## Stated goal
Below is the data. Give it again, complete and exact.

Records from a dataset:
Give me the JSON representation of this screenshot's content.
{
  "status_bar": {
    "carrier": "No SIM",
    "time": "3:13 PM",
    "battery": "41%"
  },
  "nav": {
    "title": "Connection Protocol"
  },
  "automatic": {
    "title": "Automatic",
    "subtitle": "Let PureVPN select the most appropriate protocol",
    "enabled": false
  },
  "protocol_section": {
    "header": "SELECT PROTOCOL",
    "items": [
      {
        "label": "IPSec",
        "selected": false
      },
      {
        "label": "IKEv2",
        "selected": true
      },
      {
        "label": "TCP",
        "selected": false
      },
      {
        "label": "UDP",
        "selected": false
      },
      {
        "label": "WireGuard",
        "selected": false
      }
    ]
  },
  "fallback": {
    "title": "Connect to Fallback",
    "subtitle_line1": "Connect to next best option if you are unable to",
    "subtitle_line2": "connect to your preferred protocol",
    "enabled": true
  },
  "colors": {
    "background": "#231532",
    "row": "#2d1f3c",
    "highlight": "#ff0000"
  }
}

## Written answer
Give me the JSON representation of this screenshot's content.
{
  "status_bar": {
    "carrier": "No SIM",
    "time": "3:13 PM",
    "battery": "41%"
  },
  "nav": {
    "title": "Connection Protocol"
  },
  "automatic": {
    "title": "Automatic",
    "subtitle": "Let PureVPN select the most appropriate protocol",
    "enabled": false
  },
  "protocol_section": {
    "header": "SELECT PROTOCOL",
    "items": [
      {
        "label": "IPSec",
        "selected": false
      },
      {
        "label": "IKEv2",
        "selected": true
      },
      {
        "label": "TCP",
        "selected": false
      },
      {
        "label": "UDP",
        "selected": false
      },
      {
        "label": "WireGuard",
        "selected": false
      }
    ]
  },
  "fallback": {
    "title": "Connect to Fallback",
    "subtitle_line1": "Connect to next best option if you are unable to",
    "subtitle_line2": "connect to your preferred protocol",
    "enabled": true
  },
  "colors": {
    "background": "#231532",
    "row": "#2d1f3c",
    "highlight": "#ff0000"
  }
}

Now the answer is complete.